=== Extracted information ===
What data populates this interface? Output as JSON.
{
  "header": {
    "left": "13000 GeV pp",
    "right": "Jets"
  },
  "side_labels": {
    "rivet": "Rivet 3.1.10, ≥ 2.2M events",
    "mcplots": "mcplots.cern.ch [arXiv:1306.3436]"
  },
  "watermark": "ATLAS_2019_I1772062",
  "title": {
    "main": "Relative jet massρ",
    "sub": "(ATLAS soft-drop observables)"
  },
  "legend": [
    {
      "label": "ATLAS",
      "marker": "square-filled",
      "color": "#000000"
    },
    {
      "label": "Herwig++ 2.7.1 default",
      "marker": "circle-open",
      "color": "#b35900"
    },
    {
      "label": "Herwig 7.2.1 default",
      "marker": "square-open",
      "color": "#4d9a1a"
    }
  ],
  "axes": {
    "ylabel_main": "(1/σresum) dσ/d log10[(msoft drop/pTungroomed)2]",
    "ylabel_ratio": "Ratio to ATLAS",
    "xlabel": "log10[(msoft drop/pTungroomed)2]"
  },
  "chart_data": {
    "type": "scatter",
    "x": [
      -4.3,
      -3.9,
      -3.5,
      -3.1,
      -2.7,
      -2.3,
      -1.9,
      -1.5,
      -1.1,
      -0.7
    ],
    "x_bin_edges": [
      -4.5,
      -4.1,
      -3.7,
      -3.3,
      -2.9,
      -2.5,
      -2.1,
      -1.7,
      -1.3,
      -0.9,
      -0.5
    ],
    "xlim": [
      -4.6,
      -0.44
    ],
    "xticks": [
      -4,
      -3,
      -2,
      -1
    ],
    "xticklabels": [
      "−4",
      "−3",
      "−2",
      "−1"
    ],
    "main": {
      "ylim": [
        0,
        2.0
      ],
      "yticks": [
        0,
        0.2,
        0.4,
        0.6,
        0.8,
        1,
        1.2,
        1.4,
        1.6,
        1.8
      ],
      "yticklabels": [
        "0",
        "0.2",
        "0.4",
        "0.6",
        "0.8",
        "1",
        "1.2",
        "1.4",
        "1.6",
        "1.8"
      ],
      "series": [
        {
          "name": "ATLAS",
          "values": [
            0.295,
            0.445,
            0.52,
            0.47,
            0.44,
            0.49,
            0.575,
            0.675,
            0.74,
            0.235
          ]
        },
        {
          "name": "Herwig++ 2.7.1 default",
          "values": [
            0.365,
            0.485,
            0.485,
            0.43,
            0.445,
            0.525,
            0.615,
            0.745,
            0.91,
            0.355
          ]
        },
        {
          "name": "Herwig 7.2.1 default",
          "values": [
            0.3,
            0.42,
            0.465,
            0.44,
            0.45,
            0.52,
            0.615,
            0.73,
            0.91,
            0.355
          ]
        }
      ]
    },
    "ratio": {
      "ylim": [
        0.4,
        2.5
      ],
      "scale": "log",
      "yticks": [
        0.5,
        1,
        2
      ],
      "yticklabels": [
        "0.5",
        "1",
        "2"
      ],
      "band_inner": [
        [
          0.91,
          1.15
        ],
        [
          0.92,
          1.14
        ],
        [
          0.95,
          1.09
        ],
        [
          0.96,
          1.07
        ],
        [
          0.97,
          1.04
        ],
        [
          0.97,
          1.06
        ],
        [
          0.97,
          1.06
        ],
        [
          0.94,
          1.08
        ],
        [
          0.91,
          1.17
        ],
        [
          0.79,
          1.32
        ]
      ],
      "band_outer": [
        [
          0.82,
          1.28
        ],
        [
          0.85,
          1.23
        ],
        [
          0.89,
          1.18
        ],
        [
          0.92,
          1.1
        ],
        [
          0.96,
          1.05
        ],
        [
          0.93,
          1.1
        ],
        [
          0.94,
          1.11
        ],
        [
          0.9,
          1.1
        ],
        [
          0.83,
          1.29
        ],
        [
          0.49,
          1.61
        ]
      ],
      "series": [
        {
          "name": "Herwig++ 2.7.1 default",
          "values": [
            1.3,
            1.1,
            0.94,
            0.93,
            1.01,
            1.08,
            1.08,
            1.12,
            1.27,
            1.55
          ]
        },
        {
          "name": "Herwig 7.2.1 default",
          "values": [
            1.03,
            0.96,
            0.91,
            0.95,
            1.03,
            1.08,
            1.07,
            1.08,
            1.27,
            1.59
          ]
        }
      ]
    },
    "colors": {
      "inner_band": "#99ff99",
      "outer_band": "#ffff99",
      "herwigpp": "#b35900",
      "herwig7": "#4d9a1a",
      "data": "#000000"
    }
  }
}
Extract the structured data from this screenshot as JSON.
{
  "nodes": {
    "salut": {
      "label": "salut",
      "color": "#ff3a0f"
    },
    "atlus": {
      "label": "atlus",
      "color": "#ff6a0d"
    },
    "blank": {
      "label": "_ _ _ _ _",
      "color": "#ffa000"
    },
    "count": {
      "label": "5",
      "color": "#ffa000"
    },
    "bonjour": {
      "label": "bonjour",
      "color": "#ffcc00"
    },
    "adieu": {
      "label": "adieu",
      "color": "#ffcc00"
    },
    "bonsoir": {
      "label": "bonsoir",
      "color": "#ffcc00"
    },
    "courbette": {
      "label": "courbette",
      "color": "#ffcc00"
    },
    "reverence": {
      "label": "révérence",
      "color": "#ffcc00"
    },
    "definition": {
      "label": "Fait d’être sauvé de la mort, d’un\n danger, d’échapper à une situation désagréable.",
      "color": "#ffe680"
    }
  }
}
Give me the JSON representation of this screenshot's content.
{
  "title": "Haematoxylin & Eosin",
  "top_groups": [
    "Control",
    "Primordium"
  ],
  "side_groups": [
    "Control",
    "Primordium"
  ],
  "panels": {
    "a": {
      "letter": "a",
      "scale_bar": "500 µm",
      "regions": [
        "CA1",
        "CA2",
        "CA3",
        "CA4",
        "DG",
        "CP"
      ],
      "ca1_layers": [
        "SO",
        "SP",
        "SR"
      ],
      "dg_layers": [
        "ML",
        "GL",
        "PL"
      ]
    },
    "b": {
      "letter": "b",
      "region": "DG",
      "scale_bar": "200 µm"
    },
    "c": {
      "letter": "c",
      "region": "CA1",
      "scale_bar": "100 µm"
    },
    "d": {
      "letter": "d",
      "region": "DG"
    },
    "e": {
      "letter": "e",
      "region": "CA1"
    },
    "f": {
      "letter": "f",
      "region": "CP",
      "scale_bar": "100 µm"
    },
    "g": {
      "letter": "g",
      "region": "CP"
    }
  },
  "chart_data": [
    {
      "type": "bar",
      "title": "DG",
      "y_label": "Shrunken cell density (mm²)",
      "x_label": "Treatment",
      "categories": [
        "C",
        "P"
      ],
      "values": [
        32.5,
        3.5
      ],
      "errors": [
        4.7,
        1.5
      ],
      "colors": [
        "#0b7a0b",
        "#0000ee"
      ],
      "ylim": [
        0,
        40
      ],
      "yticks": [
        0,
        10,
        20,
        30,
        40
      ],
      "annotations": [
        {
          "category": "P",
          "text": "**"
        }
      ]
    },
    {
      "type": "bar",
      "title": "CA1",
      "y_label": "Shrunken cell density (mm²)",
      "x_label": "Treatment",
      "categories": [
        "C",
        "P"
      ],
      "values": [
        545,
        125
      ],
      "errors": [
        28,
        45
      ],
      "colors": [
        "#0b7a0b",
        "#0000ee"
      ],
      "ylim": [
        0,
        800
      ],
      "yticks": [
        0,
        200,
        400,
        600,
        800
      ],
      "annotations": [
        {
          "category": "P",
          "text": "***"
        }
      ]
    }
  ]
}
===
» **Exercise brief**:
Transcribe the material exactly as it reads.

» **Full answer**:
What data populates this interface? Output as JSON.
{
  "header": {
    "left": "13000 GeV pp",
    "right": "Jets"
  },
  "side_labels": {
    "rivet": "Rivet 3.1.10, ≥ 2.2M events",
    "mcplots": "mcplots.cern.ch [arXiv:1306.3436]"
  },
  "watermark": "ATLAS_2019_I1772062",
  "title": {
    "main": "Relative jet massρ",
    "sub": "(ATLAS soft-drop observables)"
  },
  "legend": [
    {
      "label": "ATLAS",
      "marker": "square-filled",
      "color": "#000000"
    },
    {
      "label": "Herwig++ 2.7.1 default",
      "marker": "circle-open",
      "color": "#b35900"
    },
    {
      "label": "Herwig 7.2.1 default",
      "marker": "square-open",
      "color": "#4d9a1a"
    }
  ],
  "axes": {
    "ylabel_main": "(1/σresum) dσ/d log10[(msoft drop/pTungroomed)2]",
    "ylabel_ratio": "Ratio to ATLAS",
    "xlabel": "log10[(msoft drop/pTungroomed)2]"
  },
  "chart_data": {
    "type": "scatter",
    "x": [
      -4.3,
      -3.9,
      -3.5,
      -3.1,
      -2.7,
      -2.3,
      -1.9,
      -1.5,
      -1.1,
      -0.7
    ],
    "x_bin_edges": [
      -4.5,
      -4.1,
      -3.7,
      -3.3,
      -2.9,
      -2.5,
      -2.1,
      -1.7,
      -1.3,
      -0.9,
      -0.5
    ],
    "xlim": [
      -4.6,
      -0.44
    ],
    "xticks": [
      -4,
      -3,
      -2,
      -1
    ],
    "xticklabels": [
      "−4",
      "−3",
      "−2",
      "−1"
    ],
    "main": {
      "ylim": [
        0,
        2.0
      ],
      "yticks": [
        0,
        0.2,
        0.4,
        0.6,
        0.8,
        1,
        1.2,
        1.4,
        1.6,
        1.8
      ],
      "yticklabels": [
        "0",
        "0.2",
        "0.4",
        "0.6",
        "0.8",
        "1",
        "1.2",
        "1.4",
        "1.6",
        "1.8"
      ],
      "series": [
        {
          "name": "ATLAS",
          "values": [
            0.295,
            0.445,
            0.52,
            0.47,
            0.44,
            0.49,
            0.575,
            0.675,
            0.74,
            0.235
          ]
        },
        {
          "name": "Herwig++ 2.7.1 default",
          "values": [
            0.365,
            0.485,
            0.485,
            0.43,
            0.445,
            0.525,
            0.615,
            0.745,
            0.91,
            0.355
          ]
        },
        {
          "name": "Herwig 7.2.1 default",
          "values": [
            0.3,
            0.42,
            0.465,
            0.44,
            0.45,
            0.52,
            0.615,
            0.73,
            0.91,
            0.355
          ]
        }
      ]
    },
    "ratio": {
      "ylim": [
        0.4,
        2.5
      ],
      "scale": "log",
      "yticks": [
        0.5,
        1,
        2
      ],
      "yticklabels": [
        "0.5",
        "1",
        "2"
      ],
      "band_inner": [
        [
          0.91,
          1.15
        ],
        [
          0.92,
          1.14
        ],
        [
          0.95,
          1.09
        ],
        [
          0.96,
          1.07
        ],
        [
          0.97,
          1.04
        ],
        [
          0.97,
          1.06
        ],
        [
          0.97,
          1.06
        ],
        [
          0.94,
          1.08
        ],
        [
          0.91,
          1.17
        ],
        [
          0.79,
          1.32
        ]
      ],
      "band_outer": [
        [
          0.82,
          1.28
        ],
        [
          0.85,
          1.23
        ],
        [
          0.89,
          1.18
        ],
        [
          0.92,
          1.1
        ],
        [
          0.96,
          1.05
        ],
        [
          0.93,
          1.1
        ],
        [
          0.94,
          1.11
        ],
        [
          0.9,
          1.1
        ],
        [
          0.83,
          1.29
        ],
        [
          0.49,
          1.61
        ]
      ],
      "series": [
        {
          "name": "Herwig++ 2.7.1 default",
          "values": [
            1.3,
            1.1,
            0.94,
            0.93,
            1.01,
            1.08,
            1.08,
            1.12,
            1.27,
            1.55
          ]
        },
        {
          "name": "Herwig 7.2.1 default",
          "values": [
            1.03,
            0.96,
            0.91,
            0.95,
            1.03,
            1.08,
            1.07,
            1.08,
            1.27,
            1.59
          ]
        }
      ]
    },
    "colors": {
      "inner_band": "#99ff99",
      "outer_band": "#ffff99",
      "herwigpp": "#b35900",
      "herwig7": "#4d9a1a",
      "data": "#000000"
    }
  }
}
Extract the structured data from this screenshot as JSON.
{
  "nodes": {
    "salut": {
      "label": "salut",
      "color": "#ff3a0f"
    },
    "atlus": {
      "label": "atlus",
      "color": "#ff6a0d"
    },
    "blank": {
      "label": "_ _ _ _ _",
      "color": "#ffa000"
    },
    "count": {
      "label": "5",
      "color": "#ffa000"
    },
    "bonjour": {
      "label": "bonjour",
      "color": "#ffcc00"
    },
    "adieu": {
      "label": "adieu",
      "color": "#ffcc00"
    },
    "bonsoir": {
      "label": "bonsoir",
      "color": "#ffcc00"
    },
    "courbette": {
      "label": "courbette",
      "color": "#ffcc00"
    },
    "reverence": {
      "label": "révérence",
      "color": "#ffcc00"
    },
    "definition": {
      "label": "Fait d’être sauvé de la mort, d’un\n danger, d’échapper à une situation désagréable.",
      "color": "#ffe680"
    }
  }
}
Give me the JSON representation of this screenshot's content.
{
  "title": "Haematoxylin & Eosin",
  "top_groups": [
    "Control",
    "Primordium"
  ],
  "side_groups": [
    "Control",
    "Primordium"
  ],
  "panels": {
    "a": {
      "letter": "a",
      "scale_bar": "500 µm",
      "regions": [
        "CA1",
        "CA2",
        "CA3",
        "CA4",
        "DG",
        "CP"
      ],
      "ca1_layers": [
        "SO",
        "SP",
        "SR"
      ],
      "dg_layers": [
        "ML",
        "GL",
        "PL"
      ]
    },
    "b": {
      "letter": "b",
      "region": "DG",
      "scale_bar": "200 µm"
    },
    "c": {
      "letter": "c",
      "region": "CA1",
      "scale_bar": "100 µm"
    },
    "d": {
      "letter": "d",
      "region": "DG"
    },
    "e": {
      "letter": "e",
      "region": "CA1"
    },
    "f": {
      "letter": "f",
      "region": "CP",
      "scale_bar": "100 µm"
    },
    "g": {
      "letter": "g",
      "region": "CP"
    }
  },
  "chart_data": [
    {
      "type": "bar",
      "title": "DG",
      "y_label": "Shrunken cell density (mm²)",
      "x_label": "Treatment",
      "categories": [
        "C",
        "P"
      ],
      "values": [
        32.5,
        3.5
      ],
      "errors": [
        4.7,
        1.5
      ],
      "colors": [
        "#0b7a0b",
        "#0000ee"
      ],
      "ylim": [
        0,
        40
      ],
      "yticks": [
        0,
        10,
        20,
        30,
        40
      ],
      "annotations": [
        {
          "category": "P",
          "text": "**"
        }
      ]
    },
    {
      "type": "bar",
      "title": "CA1",
      "y_label": "Shrunken cell density (mm²)",
      "x_label": "Treatment",
      "categories": [
        "C",
        "P"
      ],
      "values": [
        545,
        125
      ],
      "errors": [
        28,
        45
      ],
      "colors": [
        "#0b7a0b",
        "#0000ee"
      ],
      "ylim": [
        0,
        800
      ],
      "yticks": [
        0,
        200,
        400,
        600,
        800
      ],
      "annotations": [
        {
          "category": "P",
          "text": "***"
        }
      ]
    }
  ]
}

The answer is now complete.